#### Exercise objective:
For this task, extract exactly the lines of the data below, from the line containing "Parse this screenshot: output" through the last one, with pictures left out.

#### Information shown:
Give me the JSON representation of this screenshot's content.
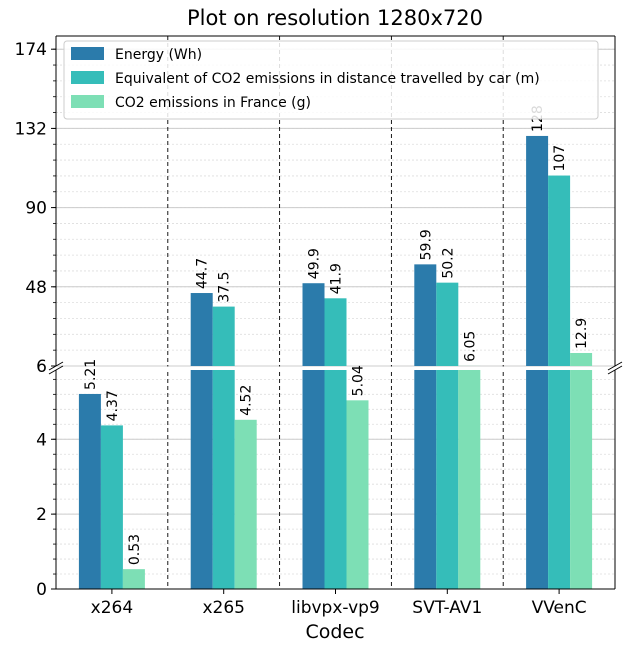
{
  "chart_data": {
    "type": "bar",
    "title": "Plot on resolution 1280x720",
    "xlabel": "Codec",
    "ylabel": "",
    "categories": [
      "x264",
      "x265",
      "libvpx-vp9",
      "SVT-AV1",
      "VVenC"
    ],
    "series": [
      {
        "name": "Energy (Wh)",
        "color": "#2b7bab",
        "values": [
          5.21,
          44.7,
          49.9,
          59.9,
          128
        ],
        "labels": [
          "5.21",
          "44.7",
          "49.9",
          "59.9",
          "128"
        ]
      },
      {
        "name": "Equivalent of CO2 emissions in distance travelled by car (m)",
        "color": "#35bdb9",
        "values": [
          4.37,
          37.5,
          41.9,
          50.2,
          107
        ],
        "labels": [
          "4.37",
          "37.5",
          "41.9",
          "50.2",
          "107"
        ]
      },
      {
        "name": "CO2 emissions in France (g)",
        "color": "#7ddfb5",
        "values": [
          0.53,
          4.52,
          5.04,
          6.05,
          12.9
        ],
        "labels": [
          "0.53",
          "4.52",
          "5.04",
          "6.05",
          "12.9"
        ]
      }
    ],
    "broken_axis": {
      "lower": {
        "ylim": [
          0,
          5.85
        ],
        "ticks": [
          "0",
          "2",
          "4"
        ]
      },
      "upper": {
        "ylim": [
          6,
          181
        ],
        "ticks": [
          "6",
          "48",
          "90",
          "132",
          "174"
        ]
      }
    },
    "grid": true,
    "legend_position": "top-left"
  }
}
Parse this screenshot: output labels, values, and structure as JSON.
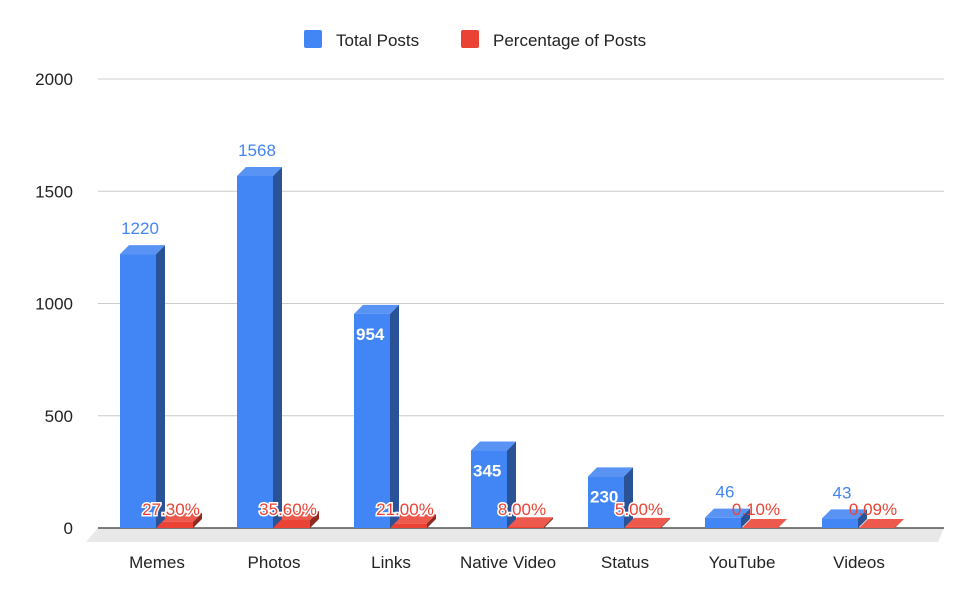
{
  "chart_data": {
    "type": "bar",
    "categories": [
      "Memes",
      "Photos",
      "Links",
      "Native Video",
      "Status",
      "YouTube",
      "Videos"
    ],
    "series": [
      {
        "name": "Total Posts",
        "values": [
          1220,
          1568,
          954,
          345,
          230,
          46,
          43
        ],
        "labels": [
          "1220",
          "1568",
          "954",
          "345",
          "230",
          "46",
          "43"
        ],
        "color": "#4285f4"
      },
      {
        "name": "Percentage of Posts",
        "values": [
          27.3,
          35.6,
          21.0,
          8.0,
          5.0,
          0.1,
          0.09
        ],
        "labels": [
          "27.30%",
          "35.60%",
          "21.00%",
          "8.00%",
          "5.00%",
          "0.10%",
          "0.09%"
        ],
        "color": "#ea4335"
      }
    ],
    "yticks": [
      "0",
      "500",
      "1000",
      "1500",
      "2000"
    ],
    "ylim": [
      0,
      2000
    ],
    "grid": true,
    "legend": "top-center",
    "style": "3d"
  }
}
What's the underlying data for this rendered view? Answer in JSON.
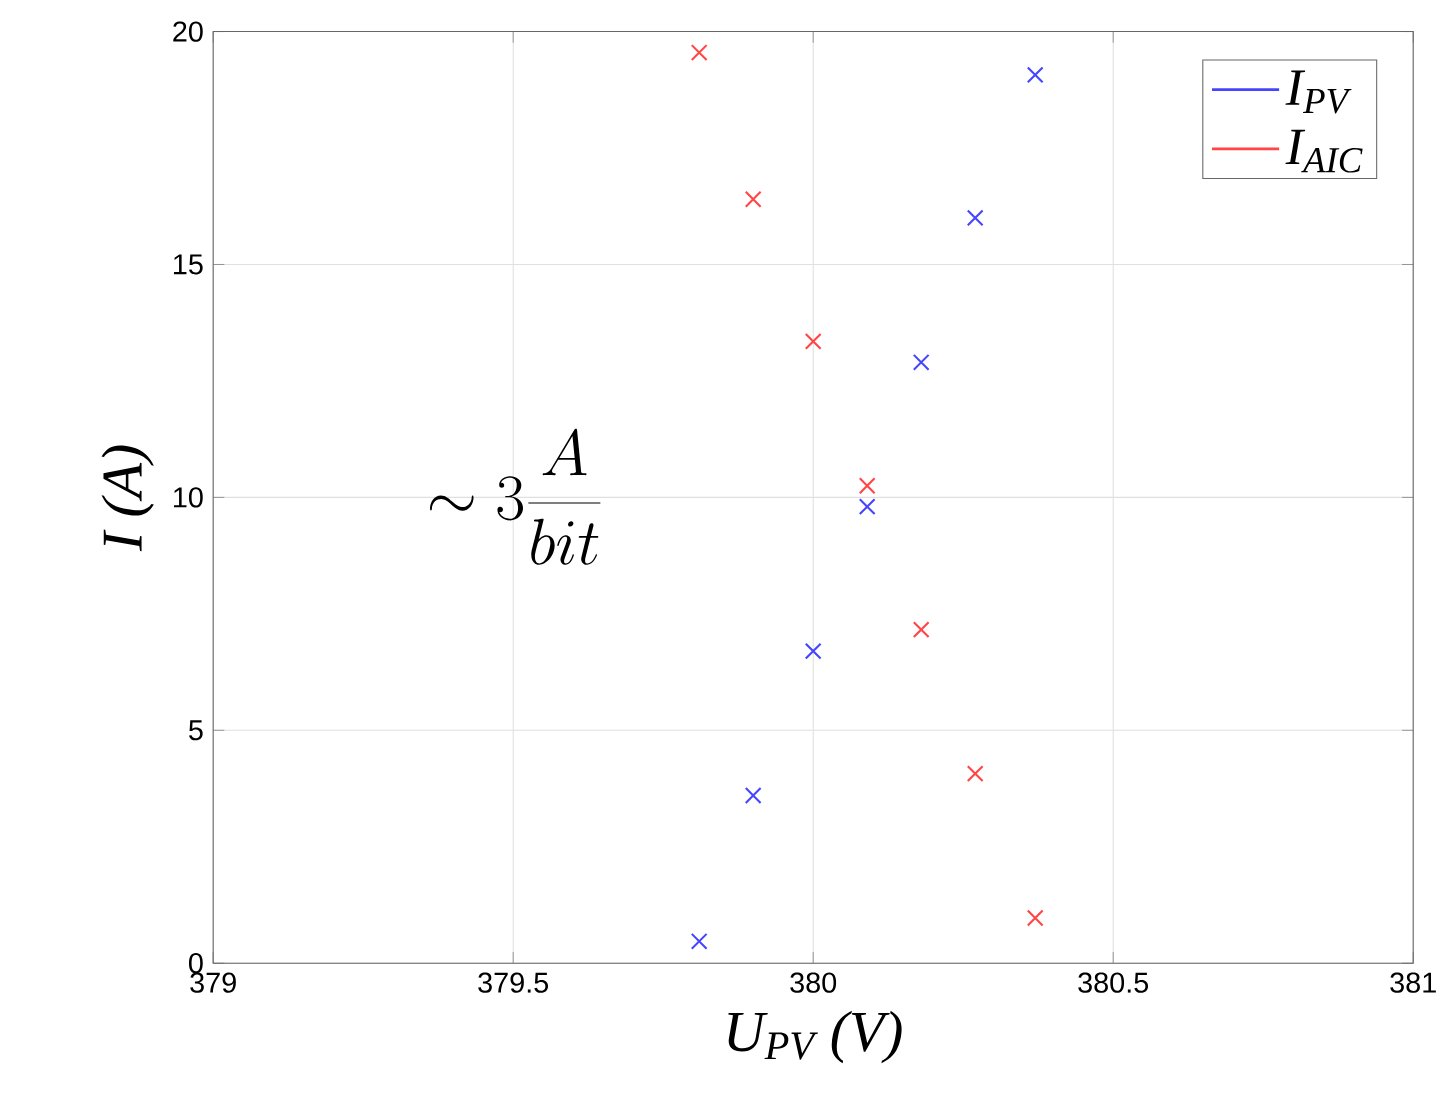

#### Exercise result:
Parse this screenshot: output labels, values, and structure as JSON.
{
  "chart_data": {
    "type": "bar",
    "categories": [
      "Memes",
      "Photos",
      "Links",
      "Native Video",
      "Status",
      "YouTube",
      "Videos"
    ],
    "series": [
      {
        "name": "Total Posts",
        "values": [
          1220,
          1568,
          954,
          345,
          230,
          46,
          43
        ],
        "labels": [
          "1220",
          "1568",
          "954",
          "345",
          "230",
          "46",
          "43"
        ],
        "color": "#4285f4"
      },
      {
        "name": "Percentage of Posts",
        "values": [
          27.3,
          35.6,
          21.0,
          8.0,
          5.0,
          0.1,
          0.09
        ],
        "labels": [
          "27.30%",
          "35.60%",
          "21.00%",
          "8.00%",
          "5.00%",
          "0.10%",
          "0.09%"
        ],
        "color": "#ea4335"
      }
    ],
    "yticks": [
      "0",
      "500",
      "1000",
      "1500",
      "2000"
    ],
    "ylim": [
      0,
      2000
    ],
    "grid": true,
    "legend": "top-center",
    "style": "3d"
  }
}
What's the underlying data for this rendered view? Answer in JSON.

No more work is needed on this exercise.